:: Exercise objective ::
Every line of the data that contains the string "carrera" must be copied.

## Start Material for the task

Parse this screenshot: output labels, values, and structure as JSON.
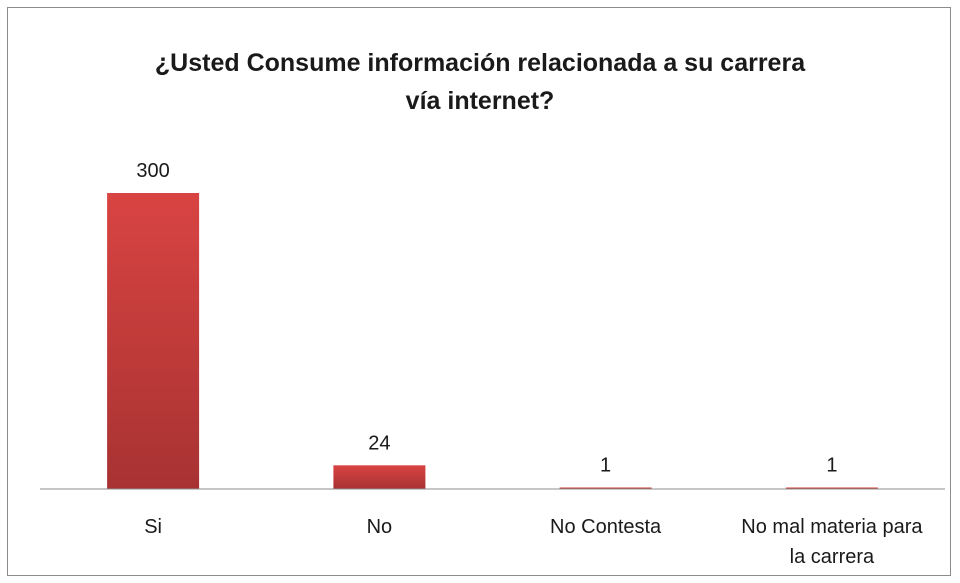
{
  "chart_data": {
    "type": "bar",
    "title_lines": [
      "¿Usted Consume información relacionada a su carrera",
      "vía internet?"
    ],
    "categories": [
      [
        "Si"
      ],
      [
        "No"
      ],
      [
        "No Contesta"
      ],
      [
        "No mal materia para",
        "la carrera"
      ]
    ],
    "values": [
      300,
      24,
      1,
      1
    ],
    "data_labels": [
      "300",
      "24",
      "1",
      "1"
    ],
    "ylim": [
      0,
      300
    ],
    "grid": false,
    "legend": "none",
    "bar_color_top": "#d84442",
    "bar_color_bottom": "#a83232",
    "axis_color": "#8c8c8c"
  }
}
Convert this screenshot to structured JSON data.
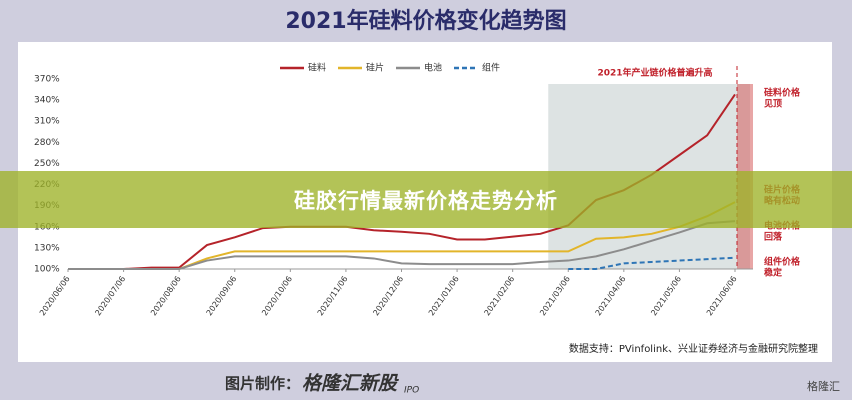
{
  "page_title": "2021年硅料价格变化趋势图",
  "banner": "硅胶行情最新价格走势分析",
  "source": "数据支持：PVinfolink、兴业证券经济与金融研究院整理",
  "footer": {
    "prefix": "图片制作：",
    "brand": "格隆汇新股",
    "suffix": "IPO",
    "logo": "格隆汇"
  },
  "chart_data": {
    "type": "line",
    "categories": [
      "2020/06/06",
      null,
      "2020/07/06",
      null,
      "2020/08/06",
      null,
      "2020/09/06",
      null,
      "2020/10/06",
      null,
      "2020/11/06",
      null,
      "2020/12/06",
      null,
      "2021/01/06",
      null,
      "2021/02/06",
      null,
      "2021/03/06",
      null,
      "2021/04/06",
      null,
      "2021/05/06",
      null,
      "2021/06/06"
    ],
    "series": [
      {
        "name": "硅料",
        "color": "#b5232a",
        "dash": false,
        "values": [
          100,
          100,
          100,
          102,
          102,
          134,
          145,
          158,
          160,
          160,
          160,
          155,
          153,
          150,
          142,
          142,
          146,
          150,
          162,
          198,
          212,
          234,
          262,
          290,
          348
        ]
      },
      {
        "name": "硅片",
        "color": "#e2b52a",
        "dash": false,
        "values": [
          100,
          100,
          100,
          100,
          100,
          115,
          125,
          125,
          125,
          125,
          125,
          125,
          125,
          125,
          125,
          125,
          125,
          125,
          125,
          143,
          145,
          150,
          160,
          175,
          195
        ]
      },
      {
        "name": "电池",
        "color": "#8c8c8c",
        "dash": false,
        "values": [
          100,
          100,
          100,
          100,
          100,
          112,
          118,
          118,
          118,
          118,
          118,
          115,
          108,
          107,
          107,
          107,
          107,
          110,
          112,
          118,
          128,
          140,
          152,
          165,
          168
        ]
      },
      {
        "name": "组件",
        "color": "#2e75b6",
        "dash": true,
        "values": [
          null,
          null,
          null,
          null,
          null,
          null,
          null,
          null,
          null,
          null,
          null,
          null,
          null,
          null,
          null,
          null,
          null,
          null,
          100,
          100,
          108,
          110,
          112,
          114,
          116
        ]
      }
    ],
    "ylim": [
      100,
      370
    ],
    "yticks": [
      {
        "value": 100,
        "label": "100%"
      },
      {
        "value": 130,
        "label": "130%"
      },
      {
        "value": 160,
        "label": "160%"
      },
      {
        "value": 190,
        "label": "190%"
      },
      {
        "value": 220,
        "label": "220%"
      },
      {
        "value": 250,
        "label": "250%"
      },
      {
        "value": 280,
        "label": "280%"
      },
      {
        "value": 310,
        "label": "310%"
      },
      {
        "value": 340,
        "label": "340%"
      },
      {
        "value": 370,
        "label": "370%"
      }
    ],
    "grid": false,
    "highlight_title": "2021年产业链价格普遍升高",
    "annotations": [
      {
        "lines": [
          "硅料价格",
          "见顶"
        ],
        "color": "#c0202a"
      },
      {
        "lines": [
          "硅片价格",
          "略有松动"
        ],
        "color": "#c0202a"
      },
      {
        "lines": [
          "电池价格",
          "回落"
        ],
        "color": "#c0202a"
      },
      {
        "lines": [
          "组件价格",
          "稳定"
        ],
        "color": "#c0202a"
      }
    ]
  }
}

## End Material for the task

:: Result of the task ::
      "¿Usted Consume información relacionada a su carrera",
        "la carrera"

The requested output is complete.